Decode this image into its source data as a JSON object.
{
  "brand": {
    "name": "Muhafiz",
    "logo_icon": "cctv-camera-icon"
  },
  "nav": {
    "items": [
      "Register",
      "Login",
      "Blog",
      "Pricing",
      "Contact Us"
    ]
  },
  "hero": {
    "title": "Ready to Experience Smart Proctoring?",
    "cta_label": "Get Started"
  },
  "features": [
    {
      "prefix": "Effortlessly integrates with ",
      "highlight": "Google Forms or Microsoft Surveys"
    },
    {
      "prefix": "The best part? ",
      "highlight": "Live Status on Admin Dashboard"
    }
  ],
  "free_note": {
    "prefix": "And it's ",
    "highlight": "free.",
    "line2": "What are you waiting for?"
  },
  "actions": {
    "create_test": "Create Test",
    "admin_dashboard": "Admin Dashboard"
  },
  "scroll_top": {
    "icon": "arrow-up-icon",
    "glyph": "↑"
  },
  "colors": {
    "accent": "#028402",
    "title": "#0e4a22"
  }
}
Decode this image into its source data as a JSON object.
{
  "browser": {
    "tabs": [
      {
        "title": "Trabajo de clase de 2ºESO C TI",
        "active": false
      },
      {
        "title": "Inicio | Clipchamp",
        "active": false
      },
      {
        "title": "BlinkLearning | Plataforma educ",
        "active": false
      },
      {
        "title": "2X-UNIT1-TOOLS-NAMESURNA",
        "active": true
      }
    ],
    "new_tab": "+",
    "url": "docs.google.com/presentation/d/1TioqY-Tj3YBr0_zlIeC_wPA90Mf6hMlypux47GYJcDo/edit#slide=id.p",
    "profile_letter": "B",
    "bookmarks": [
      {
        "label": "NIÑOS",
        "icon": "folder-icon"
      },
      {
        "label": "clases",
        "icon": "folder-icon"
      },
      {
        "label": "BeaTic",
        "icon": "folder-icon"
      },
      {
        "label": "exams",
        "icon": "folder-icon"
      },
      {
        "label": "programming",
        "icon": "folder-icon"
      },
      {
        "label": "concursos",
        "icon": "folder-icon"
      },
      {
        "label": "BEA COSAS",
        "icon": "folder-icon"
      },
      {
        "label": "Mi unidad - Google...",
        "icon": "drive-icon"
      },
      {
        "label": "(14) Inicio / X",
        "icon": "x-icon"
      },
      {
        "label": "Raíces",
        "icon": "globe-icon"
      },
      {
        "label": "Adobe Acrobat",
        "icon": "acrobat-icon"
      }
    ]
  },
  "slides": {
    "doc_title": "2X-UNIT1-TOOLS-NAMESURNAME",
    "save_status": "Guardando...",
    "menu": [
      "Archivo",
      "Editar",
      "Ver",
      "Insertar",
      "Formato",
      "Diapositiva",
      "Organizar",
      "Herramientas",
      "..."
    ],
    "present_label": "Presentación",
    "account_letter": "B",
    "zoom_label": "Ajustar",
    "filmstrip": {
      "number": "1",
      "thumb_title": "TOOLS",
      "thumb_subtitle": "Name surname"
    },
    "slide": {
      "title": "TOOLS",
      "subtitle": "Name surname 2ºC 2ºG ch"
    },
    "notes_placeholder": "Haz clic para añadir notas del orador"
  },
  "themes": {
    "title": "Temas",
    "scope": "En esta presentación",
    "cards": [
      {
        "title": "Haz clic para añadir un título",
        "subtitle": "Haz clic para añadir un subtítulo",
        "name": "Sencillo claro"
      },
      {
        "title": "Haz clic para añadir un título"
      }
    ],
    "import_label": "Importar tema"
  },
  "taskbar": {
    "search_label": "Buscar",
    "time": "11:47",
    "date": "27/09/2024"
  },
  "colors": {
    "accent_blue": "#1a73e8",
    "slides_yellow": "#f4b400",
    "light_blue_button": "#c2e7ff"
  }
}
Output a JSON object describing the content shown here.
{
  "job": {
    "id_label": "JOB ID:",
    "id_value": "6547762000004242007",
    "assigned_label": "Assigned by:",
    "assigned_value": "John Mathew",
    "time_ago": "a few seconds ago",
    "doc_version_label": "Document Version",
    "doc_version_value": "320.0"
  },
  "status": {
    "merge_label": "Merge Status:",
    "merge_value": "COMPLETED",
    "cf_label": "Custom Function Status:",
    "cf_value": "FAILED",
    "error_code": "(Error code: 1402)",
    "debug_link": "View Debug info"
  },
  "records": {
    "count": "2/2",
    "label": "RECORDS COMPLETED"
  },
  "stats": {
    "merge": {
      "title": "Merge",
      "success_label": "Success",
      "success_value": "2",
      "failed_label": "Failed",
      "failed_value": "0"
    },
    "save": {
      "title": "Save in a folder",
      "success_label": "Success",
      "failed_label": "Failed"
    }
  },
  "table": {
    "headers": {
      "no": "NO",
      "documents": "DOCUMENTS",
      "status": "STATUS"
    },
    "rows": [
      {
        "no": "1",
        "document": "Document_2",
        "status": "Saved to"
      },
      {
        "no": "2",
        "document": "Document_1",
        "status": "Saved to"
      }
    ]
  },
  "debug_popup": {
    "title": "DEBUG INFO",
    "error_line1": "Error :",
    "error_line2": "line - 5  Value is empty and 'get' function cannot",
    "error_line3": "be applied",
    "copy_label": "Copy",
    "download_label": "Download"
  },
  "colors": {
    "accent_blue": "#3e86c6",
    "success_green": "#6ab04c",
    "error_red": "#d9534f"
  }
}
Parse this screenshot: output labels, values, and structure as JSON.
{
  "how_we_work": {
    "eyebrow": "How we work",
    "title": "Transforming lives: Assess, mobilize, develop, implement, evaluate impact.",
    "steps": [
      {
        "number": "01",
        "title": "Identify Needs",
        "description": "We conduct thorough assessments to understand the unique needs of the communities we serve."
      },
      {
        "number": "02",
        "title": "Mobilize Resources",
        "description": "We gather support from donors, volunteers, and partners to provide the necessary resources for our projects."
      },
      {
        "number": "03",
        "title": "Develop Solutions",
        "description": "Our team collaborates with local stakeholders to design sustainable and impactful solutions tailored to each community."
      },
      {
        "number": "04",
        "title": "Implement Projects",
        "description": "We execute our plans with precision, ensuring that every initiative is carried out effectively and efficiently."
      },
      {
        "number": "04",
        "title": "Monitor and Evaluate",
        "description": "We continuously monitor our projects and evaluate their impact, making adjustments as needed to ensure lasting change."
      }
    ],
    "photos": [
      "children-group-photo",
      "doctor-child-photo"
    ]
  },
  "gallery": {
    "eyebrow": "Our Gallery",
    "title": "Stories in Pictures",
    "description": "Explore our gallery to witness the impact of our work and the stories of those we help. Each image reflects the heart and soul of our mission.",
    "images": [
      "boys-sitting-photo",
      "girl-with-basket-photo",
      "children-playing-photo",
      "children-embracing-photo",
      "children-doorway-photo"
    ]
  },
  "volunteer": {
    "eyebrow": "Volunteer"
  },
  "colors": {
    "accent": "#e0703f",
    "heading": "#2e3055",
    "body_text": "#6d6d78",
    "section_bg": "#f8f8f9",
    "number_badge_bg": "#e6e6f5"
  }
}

########################################

(Instructions for the task): Go through the listing above and list every line that has the word "children".

(Response for this exercise):
      "children-group-photo",
      "children-playing-photo",
      "children-embracing-photo",
      "children-doorway-photo"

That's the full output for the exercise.